Boxed element entries:
--- Begin ---
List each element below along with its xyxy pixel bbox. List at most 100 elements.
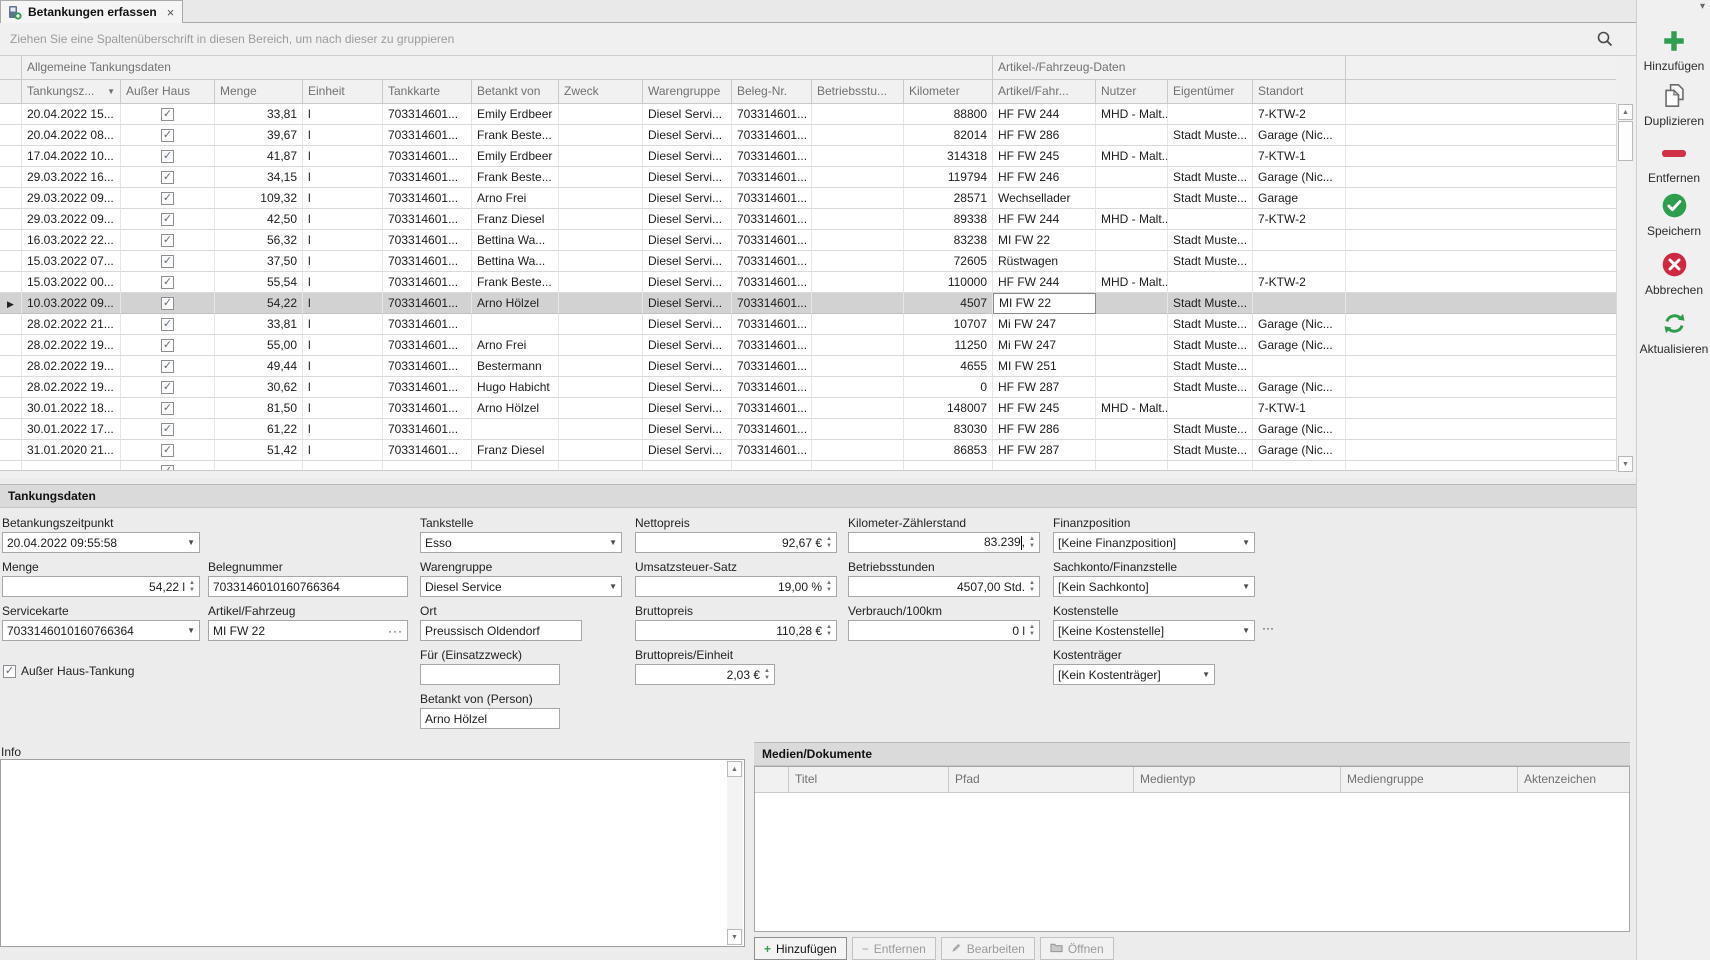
checkbox-checked-icon[interactable]: ✓ <box>3 665 16 678</box>
table-cell[interactable]: 703314601... <box>732 146 812 167</box>
table-cell[interactable]: 30.01.2022 18... <box>22 398 121 419</box>
table-cell[interactable]: Stadt Muste... <box>1168 230 1253 251</box>
table-cell[interactable]: Rüstwagen <box>993 251 1096 272</box>
column-header-6[interactable]: Betankt von <box>472 80 559 104</box>
table-cell[interactable]: 703314601... <box>732 440 812 461</box>
table-cell[interactable]: l <box>303 167 383 188</box>
column-header-medientyp[interactable]: Medientyp <box>1134 767 1341 793</box>
table-cell[interactable]: 314318 <box>904 146 993 167</box>
table-cell[interactable] <box>643 461 732 471</box>
table-cell[interactable]: Garage (Nic... <box>1253 167 1346 188</box>
tankstelle-combo[interactable]: Esso ▼ <box>420 532 622 553</box>
spin-buttons[interactable]: ▲▼ <box>826 580 832 594</box>
table-cell[interactable]: HF FW 244 <box>993 209 1096 230</box>
table-cell[interactable]: l <box>303 314 383 335</box>
table-cell[interactable]: Diesel Servi... <box>643 419 732 440</box>
table-cell[interactable]: ✓ <box>121 440 215 461</box>
kostenstelle-ellipsis-button[interactable]: ··· <box>1259 619 1277 640</box>
table-cell[interactable]: MHD - Malt... <box>1096 104 1168 125</box>
chevron-down-icon[interactable]: ▼ <box>1202 670 1210 679</box>
table-cell[interactable]: 703314601... <box>732 125 812 146</box>
spin-buttons[interactable]: ▲▼ <box>826 624 832 638</box>
table-cell[interactable]: HF FW 287 <box>993 377 1096 398</box>
media-edit-button[interactable]: Bearbeiten <box>941 937 1035 960</box>
table-cell[interactable]: HF FW 245 <box>993 146 1096 167</box>
table-cell[interactable]: ✓ <box>121 461 215 471</box>
table-cell[interactable]: Diesel Servi... <box>643 251 732 272</box>
table-cell[interactable] <box>812 251 904 272</box>
table-cell[interactable] <box>812 398 904 419</box>
table-cell[interactable]: Diesel Servi... <box>643 335 732 356</box>
refresh-button[interactable]: Aktualisieren <box>1637 310 1710 356</box>
table-cell[interactable]: Diesel Servi... <box>643 272 732 293</box>
table-cell[interactable]: 28.02.2022 19... <box>22 335 121 356</box>
table-cell[interactable]: HF FW 244 <box>993 104 1096 125</box>
table-row[interactable]: 29.03.2022 09...✓109,32l703314601...Arno… <box>0 188 1616 209</box>
table-cell[interactable]: Franz Diesel <box>472 440 559 461</box>
table-cell[interactable]: Emily Erdbeer <box>472 146 559 167</box>
table-cell[interactable]: 703314601... <box>732 209 812 230</box>
table-cell[interactable]: 0 <box>904 377 993 398</box>
table-cell[interactable]: Diesel Servi... <box>643 125 732 146</box>
table-cell[interactable] <box>1168 146 1253 167</box>
table-cell[interactable]: Mi FW 247 <box>993 314 1096 335</box>
chevron-down-icon[interactable]: ▼ <box>187 626 195 635</box>
table-cell[interactable]: ✓ <box>121 293 215 314</box>
table-cell[interactable]: 41,87 <box>215 146 303 167</box>
table-cell[interactable]: ✓ <box>121 230 215 251</box>
table-cell[interactable]: ✓ <box>121 356 215 377</box>
table-cell[interactable] <box>559 209 643 230</box>
table-row[interactable]: 30.01.2022 18...✓81,50l703314601...Arno … <box>0 398 1616 419</box>
table-cell[interactable] <box>1168 104 1253 125</box>
table-cell[interactable]: Stadt Muste... <box>1168 167 1253 188</box>
table-cell[interactable] <box>904 461 993 471</box>
table-cell[interactable]: 703314601... <box>732 251 812 272</box>
checkbox-checked-icon[interactable]: ✓ <box>161 402 174 415</box>
table-cell[interactable]: 34,15 <box>215 167 303 188</box>
table-cell[interactable] <box>1096 335 1168 356</box>
table-cell[interactable]: 17.04.2022 10... <box>22 146 121 167</box>
belegnummer-input[interactable]: 7033146010160766364 <box>208 576 408 597</box>
table-row[interactable]: 28.02.2022 19...✓30,62l703314601...Hugo … <box>0 377 1616 398</box>
table-cell[interactable]: MI FW 22 <box>993 230 1096 251</box>
table-cell[interactable]: Diesel Servi... <box>643 398 732 419</box>
column-header-9[interactable]: Beleg-Nr. <box>732 80 812 104</box>
table-cell[interactable]: 7-KTW-2 <box>1253 104 1346 125</box>
table-cell[interactable] <box>1168 398 1253 419</box>
table-cell[interactable] <box>559 314 643 335</box>
table-cell[interactable]: 703314601... <box>732 293 812 314</box>
table-cell[interactable]: Diesel Servi... <box>643 104 732 125</box>
table-cell[interactable] <box>993 461 1096 471</box>
table-cell[interactable]: 703314601... <box>732 335 812 356</box>
table-cell[interactable]: Diesel Servi... <box>643 167 732 188</box>
verbrauch-input[interactable]: 0 l ▲▼ <box>848 620 1040 641</box>
table-cell[interactable] <box>812 188 904 209</box>
table-cell[interactable]: 703314601... <box>383 440 472 461</box>
table-cell[interactable]: l <box>303 125 383 146</box>
table-cell[interactable] <box>1096 188 1168 209</box>
table-cell[interactable] <box>559 461 643 471</box>
table-cell[interactable] <box>812 146 904 167</box>
table-cell[interactable]: Stadt Muste... <box>1168 335 1253 356</box>
table-cell[interactable]: Diesel Servi... <box>643 377 732 398</box>
table-cell[interactable]: 55,54 <box>215 272 303 293</box>
column-header-14[interactable]: Eigentümer <box>1168 80 1253 104</box>
betankungszeitpunkt-combo[interactable]: 20.04.2022 09:55:58 ▼ <box>2 532 200 553</box>
table-cell[interactable]: Frank Beste... <box>472 272 559 293</box>
table-cell[interactable]: MI FW 22 <box>993 293 1096 314</box>
table-cell[interactable] <box>1253 293 1346 314</box>
table-cell[interactable]: 31.01.2020 21... <box>22 440 121 461</box>
warengruppe-combo[interactable]: Diesel Service ▼ <box>420 576 622 597</box>
checkbox-checked-icon[interactable]: ✓ <box>161 339 174 352</box>
table-cell[interactable]: HF FW 244 <box>993 272 1096 293</box>
table-cell[interactable]: 10.03.2022 09... <box>22 293 121 314</box>
table-cell[interactable]: HF FW 246 <box>993 167 1096 188</box>
column-header-7[interactable]: Zweck <box>559 80 643 104</box>
table-cell[interactable]: 7-KTW-2 <box>1253 209 1346 230</box>
table-cell[interactable]: Diesel Servi... <box>643 188 732 209</box>
table-cell[interactable] <box>812 230 904 251</box>
scrollbar-thumb[interactable] <box>1618 121 1633 161</box>
table-cell[interactable]: l <box>303 419 383 440</box>
table-cell[interactable]: Stadt Muste... <box>1168 356 1253 377</box>
table-cell[interactable]: 20.04.2022 15... <box>22 104 121 125</box>
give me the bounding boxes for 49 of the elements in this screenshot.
--- End ---
Rename "table-cell" to "grid-cell" everywhere it occurs in the listing, keeping every other part of each line as it is. Leave the pictures out of your answer.

# Written solution:
List each element below along with its xyxy pixel bbox. List at most 100 elements.
checkbox-checked-icon[interactable]: ✓ <box>3 665 16 678</box>
grid-cell[interactable]: 703314601... <box>732 146 812 167</box>
grid-cell[interactable]: 30.01.2022 18... <box>22 398 121 419</box>
grid-cell[interactable]: Stadt Muste... <box>1168 230 1253 251</box>
grid-cell[interactable]: Rüstwagen <box>993 251 1096 272</box>
column-header-6[interactable]: Betankt von <box>472 80 559 104</box>
grid-cell[interactable]: 703314601... <box>732 440 812 461</box>
grid-cell[interactable]: l <box>303 167 383 188</box>
column-header-medientyp[interactable]: Medientyp <box>1134 767 1341 793</box>
grid-cell[interactable]: 314318 <box>904 146 993 167</box>
grid-cell[interactable] <box>643 461 732 471</box>
grid-cell[interactable]: Garage (Nic... <box>1253 167 1346 188</box>
tankstelle-combo[interactable]: Esso ▼ <box>420 532 622 553</box>
spin-buttons[interactable]: ▲▼ <box>826 580 832 594</box>
grid-cell[interactable]: HF FW 244 <box>993 209 1096 230</box>
grid-cell[interactable]: l <box>303 314 383 335</box>
grid-cell[interactable]: Diesel Servi... <box>643 419 732 440</box>
grid-cell[interactable]: ✓ <box>121 440 215 461</box>
kostenstelle-ellipsis-button[interactable]: ··· <box>1259 619 1277 640</box>
grid-cell[interactable]: MHD - Malt... <box>1096 104 1168 125</box>
chevron-down-icon[interactable]: ▼ <box>1202 670 1210 679</box>
grid-cell[interactable]: 703314601... <box>732 125 812 146</box>
spin-buttons[interactable]: ▲▼ <box>826 624 832 638</box>
grid-cell[interactable]: HF FW 287 <box>993 377 1096 398</box>
media-edit-button[interactable]: Bearbeiten <box>941 937 1035 960</box>
grid-cell[interactable]: HF FW 245 <box>993 146 1096 167</box>
grid-cell[interactable]: ✓ <box>121 461 215 471</box>
grid-cell[interactable]: Diesel Servi... <box>643 251 732 272</box>
grid-cell[interactable] <box>812 251 904 272</box>
grid-cell[interactable] <box>812 398 904 419</box>
grid-cell[interactable]: Diesel Servi... <box>643 335 732 356</box>
refresh-button[interactable]: Aktualisieren <box>1637 310 1710 356</box>
grid-cell[interactable]: Diesel Servi... <box>643 272 732 293</box>
grid-cell[interactable]: 28.02.2022 19... <box>22 335 121 356</box>
grid-cell[interactable]: HF FW 244 <box>993 104 1096 125</box>
table-row[interactable]: 29.03.2022 09...✓109,32l703314601...Arno… <box>0 188 1616 209</box>
grid-cell[interactable]: Franz Diesel <box>472 440 559 461</box>
grid-cell[interactable]: Emily Erdbeer <box>472 146 559 167</box>
grid-cell[interactable]: 703314601... <box>732 209 812 230</box>
grid-cell[interactable]: 0 <box>904 377 993 398</box>
grid-cell[interactable]: Diesel Servi... <box>643 125 732 146</box>
grid-cell[interactable] <box>1168 146 1253 167</box>
grid-cell[interactable]: Mi FW 247 <box>993 314 1096 335</box>
chevron-down-icon[interactable]: ▼ <box>187 626 195 635</box>
grid-cell[interactable]: ✓ <box>121 293 215 314</box>
grid-cell[interactable]: 41,87 <box>215 146 303 167</box>
grid-cell[interactable]: ✓ <box>121 230 215 251</box>
grid-cell[interactable]: ✓ <box>121 356 215 377</box>
grid-cell[interactable] <box>559 209 643 230</box>
table-row[interactable]: 30.01.2022 18...✓81,50l703314601...Arno … <box>0 398 1616 419</box>
grid-cell[interactable] <box>1168 104 1253 125</box>
grid-cell[interactable]: Stadt Muste... <box>1168 167 1253 188</box>
grid-cell[interactable] <box>904 461 993 471</box>
grid-cell[interactable]: 703314601... <box>732 251 812 272</box>
checkbox-checked-icon[interactable]: ✓ <box>161 402 174 415</box>
grid-cell[interactable]: 34,15 <box>215 167 303 188</box>
grid-cell[interactable] <box>1096 335 1168 356</box>
grid-cell[interactable]: 17.04.2022 10... <box>22 146 121 167</box>
belegnummer-input[interactable]: 7033146010160766364 <box>208 576 408 597</box>
table-row[interactable]: 28.02.2022 19...✓30,62l703314601...Hugo … <box>0 377 1616 398</box>
grid-cell[interactable]: MI FW 22 <box>993 230 1096 251</box>
grid-cell[interactable]: Diesel Servi... <box>643 398 732 419</box>
column-header-9[interactable]: Beleg-Nr. <box>732 80 812 104</box>
grid-cell[interactable]: 7-KTW-2 <box>1253 104 1346 125</box>
grid-cell[interactable] <box>1168 398 1253 419</box>
grid-cell[interactable] <box>559 314 643 335</box>
grid-cell[interactable]: 703314601... <box>732 293 812 314</box>
grid-cell[interactable]: Diesel Servi... <box>643 104 732 125</box>
grid-cell[interactable] <box>993 461 1096 471</box>
grid-cell[interactable]: 703314601... <box>732 335 812 356</box>
grid-cell[interactable]: Diesel Servi... <box>643 167 732 188</box>
verbrauch-input[interactable]: 0 l ▲▼ <box>848 620 1040 641</box>
grid-cell[interactable] <box>812 188 904 209</box>
grid-cell[interactable]: 703314601... <box>383 440 472 461</box>
grid-cell[interactable]: l <box>303 125 383 146</box>
grid-cell[interactable] <box>1096 188 1168 209</box>
grid-cell[interactable] <box>559 461 643 471</box>
grid-cell[interactable] <box>812 146 904 167</box>
grid-cell[interactable]: Stadt Muste... <box>1168 335 1253 356</box>
grid-cell[interactable]: Diesel Servi... <box>643 377 732 398</box>
grid-cell[interactable]: 55,54 <box>215 272 303 293</box>
column-header-14[interactable]: Eigentümer <box>1168 80 1253 104</box>
betankungszeitpunkt-combo[interactable]: 20.04.2022 09:55:58 ▼ <box>2 532 200 553</box>
grid-cell[interactable]: Frank Beste... <box>472 272 559 293</box>
grid-cell[interactable]: MI FW 22 <box>993 293 1096 314</box>
grid-cell[interactable] <box>1253 293 1346 314</box>
grid-cell[interactable]: 31.01.2020 21... <box>22 440 121 461</box>
warengruppe-combo[interactable]: Diesel Service ▼ <box>420 576 622 597</box>
checkbox-checked-icon[interactable]: ✓ <box>161 339 174 352</box>
grid-cell[interactable]: HF FW 244 <box>993 272 1096 293</box>
grid-cell[interactable]: 10.03.2022 09... <box>22 293 121 314</box>
grid-cell[interactable]: HF FW 246 <box>993 167 1096 188</box>
column-header-7[interactable]: Zweck <box>559 80 643 104</box>
grid-cell[interactable]: 7-KTW-2 <box>1253 209 1346 230</box>
grid-cell[interactable]: Diesel Servi... <box>643 188 732 209</box>
grid-cell[interactable] <box>812 230 904 251</box>
scrollbar-thumb[interactable] <box>1618 121 1633 161</box>
grid-cell[interactable]: l <box>303 419 383 440</box>
grid-cell[interactable]: Stadt Muste... <box>1168 356 1253 377</box>
grid-cell[interactable]: 20.04.2022 15... <box>22 104 121 125</box>
give me the bounding boxes for 49 of the elements in this screenshot.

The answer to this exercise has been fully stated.